> _Task_: Spot every line with the word "是增函数" and return it.

> _Provided data_:

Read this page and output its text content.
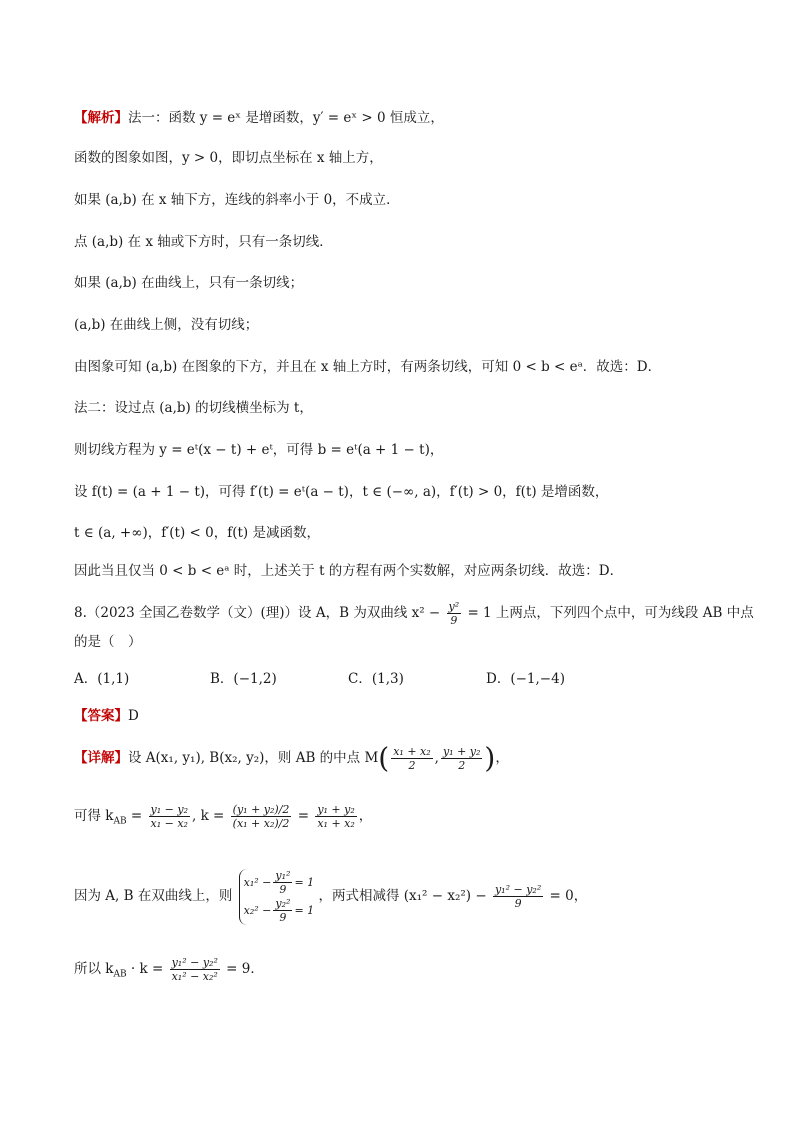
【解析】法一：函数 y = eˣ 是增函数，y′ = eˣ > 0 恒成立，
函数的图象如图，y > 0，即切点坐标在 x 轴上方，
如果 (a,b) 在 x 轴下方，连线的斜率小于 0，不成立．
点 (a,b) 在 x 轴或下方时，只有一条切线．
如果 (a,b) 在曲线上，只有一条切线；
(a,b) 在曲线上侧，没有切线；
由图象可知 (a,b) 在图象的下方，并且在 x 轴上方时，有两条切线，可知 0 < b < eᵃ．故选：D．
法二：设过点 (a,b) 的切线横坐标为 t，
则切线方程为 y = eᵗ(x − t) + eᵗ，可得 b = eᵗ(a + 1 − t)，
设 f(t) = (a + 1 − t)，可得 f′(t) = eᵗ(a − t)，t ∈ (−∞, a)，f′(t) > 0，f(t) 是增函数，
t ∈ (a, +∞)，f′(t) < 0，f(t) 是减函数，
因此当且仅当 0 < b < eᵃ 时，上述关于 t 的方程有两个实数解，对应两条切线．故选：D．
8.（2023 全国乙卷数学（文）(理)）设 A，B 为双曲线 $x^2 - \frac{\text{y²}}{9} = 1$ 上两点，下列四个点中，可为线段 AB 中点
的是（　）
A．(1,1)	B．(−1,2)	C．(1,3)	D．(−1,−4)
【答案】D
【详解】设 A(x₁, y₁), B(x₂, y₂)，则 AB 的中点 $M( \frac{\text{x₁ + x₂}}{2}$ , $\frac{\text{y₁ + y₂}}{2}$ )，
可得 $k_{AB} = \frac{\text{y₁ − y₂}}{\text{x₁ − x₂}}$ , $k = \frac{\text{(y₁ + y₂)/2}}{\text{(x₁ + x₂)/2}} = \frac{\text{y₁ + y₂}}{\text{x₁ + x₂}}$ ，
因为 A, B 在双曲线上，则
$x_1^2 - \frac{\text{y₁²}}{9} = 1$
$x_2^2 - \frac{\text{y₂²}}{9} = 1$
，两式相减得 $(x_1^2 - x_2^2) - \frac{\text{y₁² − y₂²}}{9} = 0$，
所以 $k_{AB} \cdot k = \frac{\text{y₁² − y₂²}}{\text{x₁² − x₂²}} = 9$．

---

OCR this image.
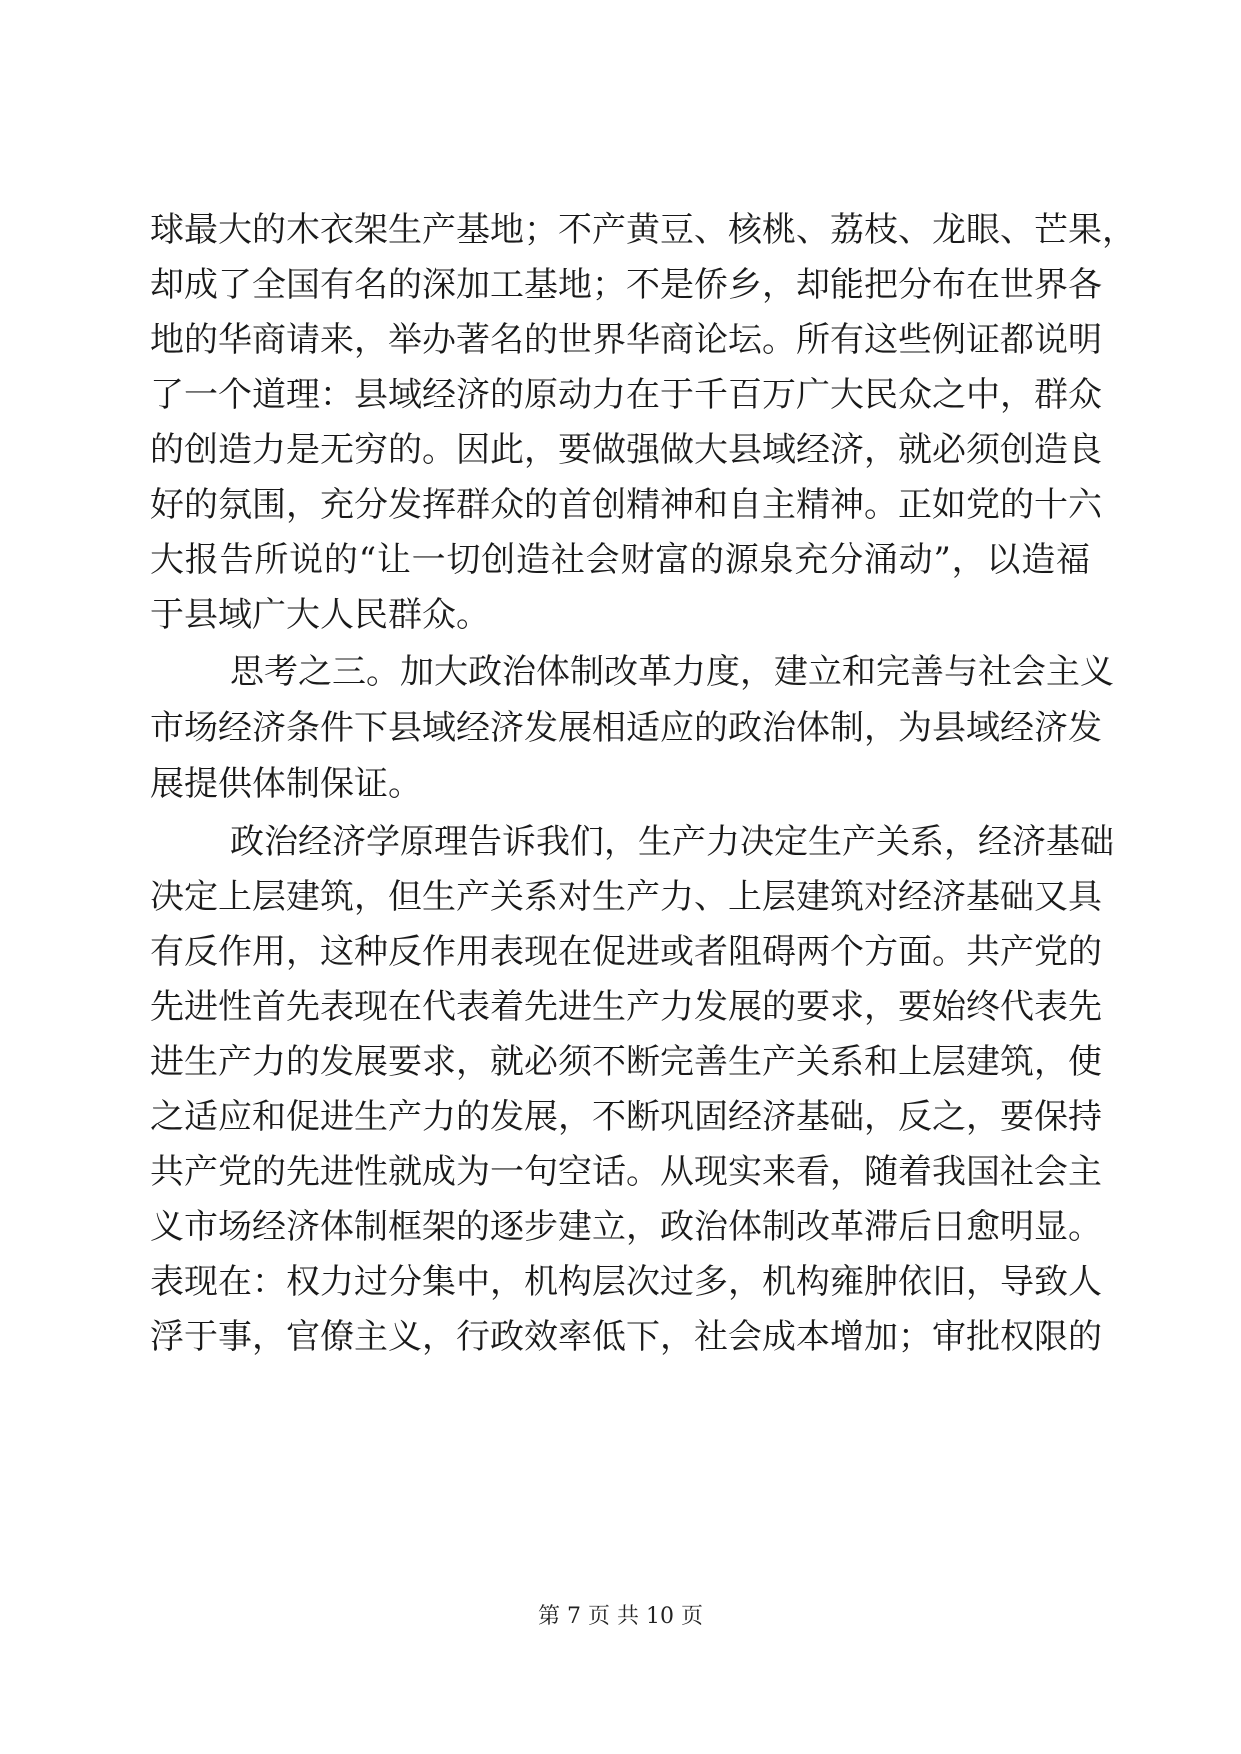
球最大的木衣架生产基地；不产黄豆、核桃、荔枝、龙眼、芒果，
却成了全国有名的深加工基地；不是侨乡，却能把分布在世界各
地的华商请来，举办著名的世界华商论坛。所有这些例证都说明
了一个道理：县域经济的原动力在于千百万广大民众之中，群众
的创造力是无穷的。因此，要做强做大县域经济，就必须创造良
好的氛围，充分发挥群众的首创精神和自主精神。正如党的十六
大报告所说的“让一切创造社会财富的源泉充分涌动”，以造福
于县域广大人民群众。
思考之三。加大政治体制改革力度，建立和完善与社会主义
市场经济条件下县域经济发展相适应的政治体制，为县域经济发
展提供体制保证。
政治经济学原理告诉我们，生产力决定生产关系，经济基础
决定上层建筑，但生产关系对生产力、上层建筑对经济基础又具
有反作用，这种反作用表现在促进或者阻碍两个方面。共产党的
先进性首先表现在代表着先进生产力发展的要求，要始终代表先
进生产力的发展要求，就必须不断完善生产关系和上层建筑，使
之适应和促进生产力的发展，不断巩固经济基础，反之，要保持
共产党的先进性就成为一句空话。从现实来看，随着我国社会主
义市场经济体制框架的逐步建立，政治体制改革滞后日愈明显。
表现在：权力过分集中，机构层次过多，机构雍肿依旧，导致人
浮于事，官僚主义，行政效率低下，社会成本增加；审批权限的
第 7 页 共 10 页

> _In response_:
【解析】法一：函数 y = eˣ 是增函数，y′ = eˣ > 0 恒成立，
设 f(t) = (a + 1 − t)，可得 f′(t) = eᵗ(a − t)，t ∈ (−∞, a)，f′(t) > 0，f(t) 是增函数，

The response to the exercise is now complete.